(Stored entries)
○ ○ ○ ○ ○ ○ ○
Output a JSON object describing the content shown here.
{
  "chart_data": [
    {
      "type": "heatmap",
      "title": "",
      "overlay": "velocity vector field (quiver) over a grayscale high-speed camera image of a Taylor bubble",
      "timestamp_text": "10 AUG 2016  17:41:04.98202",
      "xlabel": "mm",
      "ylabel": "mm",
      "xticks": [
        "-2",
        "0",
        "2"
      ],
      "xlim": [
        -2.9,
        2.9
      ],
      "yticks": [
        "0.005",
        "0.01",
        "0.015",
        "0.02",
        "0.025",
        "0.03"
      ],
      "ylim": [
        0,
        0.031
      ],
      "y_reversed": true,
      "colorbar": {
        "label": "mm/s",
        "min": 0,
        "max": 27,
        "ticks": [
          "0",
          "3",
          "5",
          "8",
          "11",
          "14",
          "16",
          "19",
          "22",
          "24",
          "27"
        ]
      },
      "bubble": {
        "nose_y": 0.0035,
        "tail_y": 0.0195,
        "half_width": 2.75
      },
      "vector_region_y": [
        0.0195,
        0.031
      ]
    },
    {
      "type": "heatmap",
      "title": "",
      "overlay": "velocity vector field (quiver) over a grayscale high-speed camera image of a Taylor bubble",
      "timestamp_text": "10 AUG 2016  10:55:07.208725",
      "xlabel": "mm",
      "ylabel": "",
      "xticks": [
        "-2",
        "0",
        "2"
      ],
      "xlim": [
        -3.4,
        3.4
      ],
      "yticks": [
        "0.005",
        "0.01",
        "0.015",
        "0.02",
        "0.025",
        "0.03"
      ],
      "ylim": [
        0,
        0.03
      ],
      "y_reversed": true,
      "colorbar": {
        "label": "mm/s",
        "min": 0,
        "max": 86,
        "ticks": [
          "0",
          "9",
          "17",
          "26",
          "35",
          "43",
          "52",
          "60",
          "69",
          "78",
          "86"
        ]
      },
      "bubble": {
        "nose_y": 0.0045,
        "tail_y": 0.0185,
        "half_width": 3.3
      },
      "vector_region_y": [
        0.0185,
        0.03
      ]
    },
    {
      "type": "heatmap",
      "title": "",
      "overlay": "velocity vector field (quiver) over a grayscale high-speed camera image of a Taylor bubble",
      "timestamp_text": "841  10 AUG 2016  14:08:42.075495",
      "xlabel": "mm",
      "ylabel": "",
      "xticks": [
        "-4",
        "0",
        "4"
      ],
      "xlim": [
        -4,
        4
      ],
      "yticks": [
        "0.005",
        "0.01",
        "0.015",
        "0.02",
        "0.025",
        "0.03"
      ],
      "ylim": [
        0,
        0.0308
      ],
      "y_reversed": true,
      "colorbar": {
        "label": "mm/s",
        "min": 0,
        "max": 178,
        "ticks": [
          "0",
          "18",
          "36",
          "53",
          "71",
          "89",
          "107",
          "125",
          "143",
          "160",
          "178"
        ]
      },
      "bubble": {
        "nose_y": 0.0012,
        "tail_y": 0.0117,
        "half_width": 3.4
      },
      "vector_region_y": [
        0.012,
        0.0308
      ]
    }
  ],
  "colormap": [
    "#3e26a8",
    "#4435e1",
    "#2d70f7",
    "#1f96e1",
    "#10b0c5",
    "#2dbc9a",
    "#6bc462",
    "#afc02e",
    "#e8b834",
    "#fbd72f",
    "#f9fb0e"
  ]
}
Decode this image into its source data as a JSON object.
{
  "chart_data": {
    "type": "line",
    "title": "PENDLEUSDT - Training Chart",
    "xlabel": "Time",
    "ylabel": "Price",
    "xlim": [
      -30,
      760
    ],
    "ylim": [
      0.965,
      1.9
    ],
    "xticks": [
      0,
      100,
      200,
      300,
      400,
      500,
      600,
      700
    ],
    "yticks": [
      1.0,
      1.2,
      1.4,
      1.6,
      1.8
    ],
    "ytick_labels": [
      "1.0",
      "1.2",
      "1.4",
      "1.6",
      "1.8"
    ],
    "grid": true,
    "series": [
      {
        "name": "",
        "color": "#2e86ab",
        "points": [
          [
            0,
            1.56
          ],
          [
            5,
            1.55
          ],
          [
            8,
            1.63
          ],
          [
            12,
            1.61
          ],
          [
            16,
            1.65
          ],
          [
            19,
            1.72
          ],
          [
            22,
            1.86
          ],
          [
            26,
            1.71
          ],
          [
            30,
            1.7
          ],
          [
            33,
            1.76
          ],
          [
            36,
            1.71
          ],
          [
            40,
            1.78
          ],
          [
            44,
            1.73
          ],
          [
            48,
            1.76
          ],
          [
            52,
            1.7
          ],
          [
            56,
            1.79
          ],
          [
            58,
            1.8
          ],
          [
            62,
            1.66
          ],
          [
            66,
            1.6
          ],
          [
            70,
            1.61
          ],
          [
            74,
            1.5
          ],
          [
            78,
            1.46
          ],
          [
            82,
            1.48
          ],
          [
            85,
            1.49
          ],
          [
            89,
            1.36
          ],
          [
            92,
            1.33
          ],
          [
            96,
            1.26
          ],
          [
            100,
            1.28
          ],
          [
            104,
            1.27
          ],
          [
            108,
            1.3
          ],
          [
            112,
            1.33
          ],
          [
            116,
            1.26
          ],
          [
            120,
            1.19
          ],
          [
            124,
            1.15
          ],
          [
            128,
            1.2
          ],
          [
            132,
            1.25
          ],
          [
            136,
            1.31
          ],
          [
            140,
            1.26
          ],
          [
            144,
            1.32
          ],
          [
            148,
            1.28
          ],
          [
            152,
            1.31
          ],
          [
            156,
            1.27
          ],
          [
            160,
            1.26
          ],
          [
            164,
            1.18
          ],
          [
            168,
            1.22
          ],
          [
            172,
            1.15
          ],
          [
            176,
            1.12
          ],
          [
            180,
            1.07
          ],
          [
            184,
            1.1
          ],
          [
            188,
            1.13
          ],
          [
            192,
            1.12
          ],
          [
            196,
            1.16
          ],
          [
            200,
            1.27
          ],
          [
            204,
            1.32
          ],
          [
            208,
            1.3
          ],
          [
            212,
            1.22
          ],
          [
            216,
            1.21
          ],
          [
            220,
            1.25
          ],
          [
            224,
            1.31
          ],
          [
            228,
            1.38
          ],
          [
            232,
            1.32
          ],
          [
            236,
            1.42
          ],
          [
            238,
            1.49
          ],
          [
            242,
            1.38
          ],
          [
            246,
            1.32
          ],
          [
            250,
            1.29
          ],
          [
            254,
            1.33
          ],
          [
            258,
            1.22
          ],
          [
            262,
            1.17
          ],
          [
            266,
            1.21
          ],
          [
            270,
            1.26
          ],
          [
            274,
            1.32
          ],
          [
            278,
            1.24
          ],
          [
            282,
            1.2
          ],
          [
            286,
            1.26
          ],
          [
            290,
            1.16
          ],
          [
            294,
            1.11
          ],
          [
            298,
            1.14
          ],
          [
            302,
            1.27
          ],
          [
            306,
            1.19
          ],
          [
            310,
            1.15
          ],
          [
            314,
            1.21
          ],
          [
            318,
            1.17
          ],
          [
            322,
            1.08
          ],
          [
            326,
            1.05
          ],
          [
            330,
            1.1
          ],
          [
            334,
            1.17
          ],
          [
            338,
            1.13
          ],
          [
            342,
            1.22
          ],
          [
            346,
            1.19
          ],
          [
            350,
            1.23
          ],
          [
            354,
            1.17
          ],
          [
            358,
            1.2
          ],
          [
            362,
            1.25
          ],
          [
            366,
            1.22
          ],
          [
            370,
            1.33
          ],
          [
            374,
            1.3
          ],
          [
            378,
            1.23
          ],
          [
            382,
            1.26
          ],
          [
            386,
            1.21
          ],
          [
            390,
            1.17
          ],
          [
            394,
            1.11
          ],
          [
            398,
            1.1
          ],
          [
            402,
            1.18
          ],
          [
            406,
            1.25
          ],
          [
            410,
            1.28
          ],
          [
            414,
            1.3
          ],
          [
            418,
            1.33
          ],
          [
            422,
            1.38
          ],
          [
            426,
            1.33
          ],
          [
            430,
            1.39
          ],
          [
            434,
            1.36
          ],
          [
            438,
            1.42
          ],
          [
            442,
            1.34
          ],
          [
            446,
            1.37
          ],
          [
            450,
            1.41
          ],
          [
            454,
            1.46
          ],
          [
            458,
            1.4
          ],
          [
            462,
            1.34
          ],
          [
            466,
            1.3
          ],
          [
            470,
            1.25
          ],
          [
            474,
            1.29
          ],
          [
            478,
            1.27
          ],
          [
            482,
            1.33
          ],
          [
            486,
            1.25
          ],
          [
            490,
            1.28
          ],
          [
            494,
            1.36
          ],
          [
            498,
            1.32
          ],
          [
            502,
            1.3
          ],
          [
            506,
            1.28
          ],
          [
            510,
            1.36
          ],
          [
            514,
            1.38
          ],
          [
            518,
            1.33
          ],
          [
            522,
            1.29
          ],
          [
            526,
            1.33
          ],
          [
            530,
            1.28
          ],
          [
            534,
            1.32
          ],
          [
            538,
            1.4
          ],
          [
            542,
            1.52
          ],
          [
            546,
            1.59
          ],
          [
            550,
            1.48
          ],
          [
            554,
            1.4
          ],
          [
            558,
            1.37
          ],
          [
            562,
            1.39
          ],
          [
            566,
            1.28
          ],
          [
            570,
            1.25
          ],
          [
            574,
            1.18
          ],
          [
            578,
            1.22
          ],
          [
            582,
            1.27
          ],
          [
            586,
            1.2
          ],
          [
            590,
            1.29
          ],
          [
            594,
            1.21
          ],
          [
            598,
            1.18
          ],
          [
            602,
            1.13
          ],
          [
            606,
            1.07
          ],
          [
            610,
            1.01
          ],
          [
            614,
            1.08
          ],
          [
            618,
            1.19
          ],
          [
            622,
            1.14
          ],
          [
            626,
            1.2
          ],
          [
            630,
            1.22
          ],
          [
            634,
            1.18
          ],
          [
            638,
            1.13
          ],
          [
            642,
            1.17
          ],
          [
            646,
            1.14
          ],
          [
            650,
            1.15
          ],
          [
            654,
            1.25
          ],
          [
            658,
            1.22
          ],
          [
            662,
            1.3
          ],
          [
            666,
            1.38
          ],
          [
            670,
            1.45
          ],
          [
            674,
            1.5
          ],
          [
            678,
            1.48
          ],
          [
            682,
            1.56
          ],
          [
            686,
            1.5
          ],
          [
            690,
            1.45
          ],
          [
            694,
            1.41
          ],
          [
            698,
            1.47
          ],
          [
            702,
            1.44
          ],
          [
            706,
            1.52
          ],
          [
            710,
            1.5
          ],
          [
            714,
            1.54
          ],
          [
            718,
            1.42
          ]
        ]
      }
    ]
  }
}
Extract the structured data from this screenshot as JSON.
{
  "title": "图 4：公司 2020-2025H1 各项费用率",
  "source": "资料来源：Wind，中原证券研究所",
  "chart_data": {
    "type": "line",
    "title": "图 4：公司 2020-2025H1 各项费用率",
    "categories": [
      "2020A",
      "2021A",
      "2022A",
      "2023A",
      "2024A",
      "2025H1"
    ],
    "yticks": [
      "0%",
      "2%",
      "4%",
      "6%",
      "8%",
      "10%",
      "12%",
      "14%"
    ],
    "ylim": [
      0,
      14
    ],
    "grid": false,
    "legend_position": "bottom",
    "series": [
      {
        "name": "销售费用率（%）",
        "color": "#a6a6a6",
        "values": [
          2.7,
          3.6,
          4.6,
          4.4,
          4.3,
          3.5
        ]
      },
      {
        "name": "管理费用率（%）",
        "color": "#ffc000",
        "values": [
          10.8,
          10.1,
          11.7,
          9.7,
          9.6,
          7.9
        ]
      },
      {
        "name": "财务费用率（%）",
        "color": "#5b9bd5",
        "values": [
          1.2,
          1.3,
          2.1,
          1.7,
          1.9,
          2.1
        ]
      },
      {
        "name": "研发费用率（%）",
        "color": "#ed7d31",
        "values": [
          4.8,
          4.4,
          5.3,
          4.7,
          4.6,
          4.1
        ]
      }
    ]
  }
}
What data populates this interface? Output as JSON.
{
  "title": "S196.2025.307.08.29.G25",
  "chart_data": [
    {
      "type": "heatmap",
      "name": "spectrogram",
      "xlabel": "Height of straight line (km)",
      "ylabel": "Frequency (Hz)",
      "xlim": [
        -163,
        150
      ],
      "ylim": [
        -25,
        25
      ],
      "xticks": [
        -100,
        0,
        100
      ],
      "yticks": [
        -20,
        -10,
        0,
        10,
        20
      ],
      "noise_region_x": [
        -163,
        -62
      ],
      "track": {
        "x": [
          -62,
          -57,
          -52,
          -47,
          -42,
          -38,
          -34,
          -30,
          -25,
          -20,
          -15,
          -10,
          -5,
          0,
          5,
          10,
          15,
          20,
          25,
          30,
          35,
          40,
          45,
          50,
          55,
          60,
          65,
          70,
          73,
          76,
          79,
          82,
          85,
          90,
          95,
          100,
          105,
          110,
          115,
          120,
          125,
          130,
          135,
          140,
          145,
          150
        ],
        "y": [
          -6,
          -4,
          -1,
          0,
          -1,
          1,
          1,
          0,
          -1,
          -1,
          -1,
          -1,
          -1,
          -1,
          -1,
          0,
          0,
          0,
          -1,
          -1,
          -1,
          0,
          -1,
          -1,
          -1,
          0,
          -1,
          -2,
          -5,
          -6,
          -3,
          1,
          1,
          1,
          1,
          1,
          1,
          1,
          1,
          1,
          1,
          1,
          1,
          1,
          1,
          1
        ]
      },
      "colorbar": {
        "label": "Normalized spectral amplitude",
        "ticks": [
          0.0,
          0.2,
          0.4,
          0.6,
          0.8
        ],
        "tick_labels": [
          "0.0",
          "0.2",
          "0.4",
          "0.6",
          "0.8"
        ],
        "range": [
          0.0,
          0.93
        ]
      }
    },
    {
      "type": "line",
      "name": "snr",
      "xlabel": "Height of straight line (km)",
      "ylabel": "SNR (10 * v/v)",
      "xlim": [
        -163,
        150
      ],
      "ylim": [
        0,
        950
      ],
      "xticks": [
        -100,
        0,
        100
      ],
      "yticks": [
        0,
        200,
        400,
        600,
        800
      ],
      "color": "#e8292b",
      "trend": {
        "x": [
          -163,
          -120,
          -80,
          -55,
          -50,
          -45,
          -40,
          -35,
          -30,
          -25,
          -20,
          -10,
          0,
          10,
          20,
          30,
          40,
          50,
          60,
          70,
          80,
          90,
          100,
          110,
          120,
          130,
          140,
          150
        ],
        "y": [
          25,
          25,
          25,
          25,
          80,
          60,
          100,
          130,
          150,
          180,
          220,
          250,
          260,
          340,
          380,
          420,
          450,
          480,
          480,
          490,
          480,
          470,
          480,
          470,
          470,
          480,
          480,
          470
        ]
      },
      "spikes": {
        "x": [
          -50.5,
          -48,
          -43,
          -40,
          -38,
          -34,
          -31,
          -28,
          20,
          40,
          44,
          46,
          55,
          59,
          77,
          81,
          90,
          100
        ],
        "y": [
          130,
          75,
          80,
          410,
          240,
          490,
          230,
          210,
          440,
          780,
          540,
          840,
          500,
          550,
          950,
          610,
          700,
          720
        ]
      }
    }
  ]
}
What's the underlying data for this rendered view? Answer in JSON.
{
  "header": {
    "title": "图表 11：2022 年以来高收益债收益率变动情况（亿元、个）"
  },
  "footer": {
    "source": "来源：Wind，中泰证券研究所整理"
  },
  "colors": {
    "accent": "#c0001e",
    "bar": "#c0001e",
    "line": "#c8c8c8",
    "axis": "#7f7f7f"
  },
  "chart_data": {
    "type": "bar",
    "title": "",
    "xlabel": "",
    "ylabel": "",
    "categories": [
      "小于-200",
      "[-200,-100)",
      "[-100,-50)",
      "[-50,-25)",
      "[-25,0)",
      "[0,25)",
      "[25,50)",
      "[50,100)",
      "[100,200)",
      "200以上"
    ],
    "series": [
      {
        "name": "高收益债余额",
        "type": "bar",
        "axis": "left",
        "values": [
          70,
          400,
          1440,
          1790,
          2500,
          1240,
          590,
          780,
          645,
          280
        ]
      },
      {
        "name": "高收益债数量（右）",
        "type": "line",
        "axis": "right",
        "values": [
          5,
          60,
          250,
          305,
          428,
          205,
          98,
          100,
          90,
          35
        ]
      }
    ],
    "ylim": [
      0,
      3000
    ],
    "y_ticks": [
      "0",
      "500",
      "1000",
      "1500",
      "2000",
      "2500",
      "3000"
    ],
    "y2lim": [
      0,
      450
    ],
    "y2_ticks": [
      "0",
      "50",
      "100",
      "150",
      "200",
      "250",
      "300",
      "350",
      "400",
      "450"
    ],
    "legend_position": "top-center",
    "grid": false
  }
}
○ ○ ○ ○ ○ ○ ○
▶ GIVEN PROBLEM:
Search the entries for the word "Wind", then gather every line that has it.

▶ WRITTEN RESPONSE:
  "source": "资料来源：Wind，中原证券研究所",
    "source": "来源：Wind，中泰证券研究所整理"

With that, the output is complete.